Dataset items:
[start]

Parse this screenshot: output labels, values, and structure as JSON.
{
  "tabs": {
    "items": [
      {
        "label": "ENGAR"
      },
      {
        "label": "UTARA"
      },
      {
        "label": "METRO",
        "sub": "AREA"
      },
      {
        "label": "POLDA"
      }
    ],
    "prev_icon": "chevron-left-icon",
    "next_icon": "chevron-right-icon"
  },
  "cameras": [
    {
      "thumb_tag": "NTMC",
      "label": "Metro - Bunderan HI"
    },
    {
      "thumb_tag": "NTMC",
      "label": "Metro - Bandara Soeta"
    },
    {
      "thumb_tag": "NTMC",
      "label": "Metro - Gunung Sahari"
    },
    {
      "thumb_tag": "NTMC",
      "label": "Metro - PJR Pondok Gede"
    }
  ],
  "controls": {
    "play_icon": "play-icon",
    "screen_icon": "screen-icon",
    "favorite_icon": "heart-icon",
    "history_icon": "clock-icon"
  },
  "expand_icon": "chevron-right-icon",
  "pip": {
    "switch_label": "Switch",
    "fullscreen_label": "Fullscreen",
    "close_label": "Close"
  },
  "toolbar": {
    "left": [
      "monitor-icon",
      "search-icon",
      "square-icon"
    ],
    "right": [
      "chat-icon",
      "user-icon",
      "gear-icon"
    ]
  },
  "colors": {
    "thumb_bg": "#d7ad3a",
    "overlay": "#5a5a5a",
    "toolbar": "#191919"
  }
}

[end]

__TASK PROMPT__. Each line of the listing should be echoed back exactly.

__EXERCISE OUTPUT__.
Parse this screenshot: output labels, values, and structure as JSON.
{
  "tabs": {
    "items": [
      {
        "label": "ENGAR"
      },
      {
        "label": "UTARA"
      },
      {
        "label": "METRO",
        "sub": "AREA"
      },
      {
        "label": "POLDA"
      }
    ],
    "prev_icon": "chevron-left-icon",
    "next_icon": "chevron-right-icon"
  },
  "cameras": [
    {
      "thumb_tag": "NTMC",
      "label": "Metro - Bunderan HI"
    },
    {
      "thumb_tag": "NTMC",
      "label": "Metro - Bandara Soeta"
    },
    {
      "thumb_tag": "NTMC",
      "label": "Metro - Gunung Sahari"
    },
    {
      "thumb_tag": "NTMC",
      "label": "Metro - PJR Pondok Gede"
    }
  ],
  "controls": {
    "play_icon": "play-icon",
    "screen_icon": "screen-icon",
    "favorite_icon": "heart-icon",
    "history_icon": "clock-icon"
  },
  "expand_icon": "chevron-right-icon",
  "pip": {
    "switch_label": "Switch",
    "fullscreen_label": "Fullscreen",
    "close_label": "Close"
  },
  "toolbar": {
    "left": [
      "monitor-icon",
      "search-icon",
      "square-icon"
    ],
    "right": [
      "chat-icon",
      "user-icon",
      "gear-icon"
    ]
  },
  "colors": {
    "thumb_bg": "#d7ad3a",
    "overlay": "#5a5a5a",
    "toolbar": "#191919"
  }
}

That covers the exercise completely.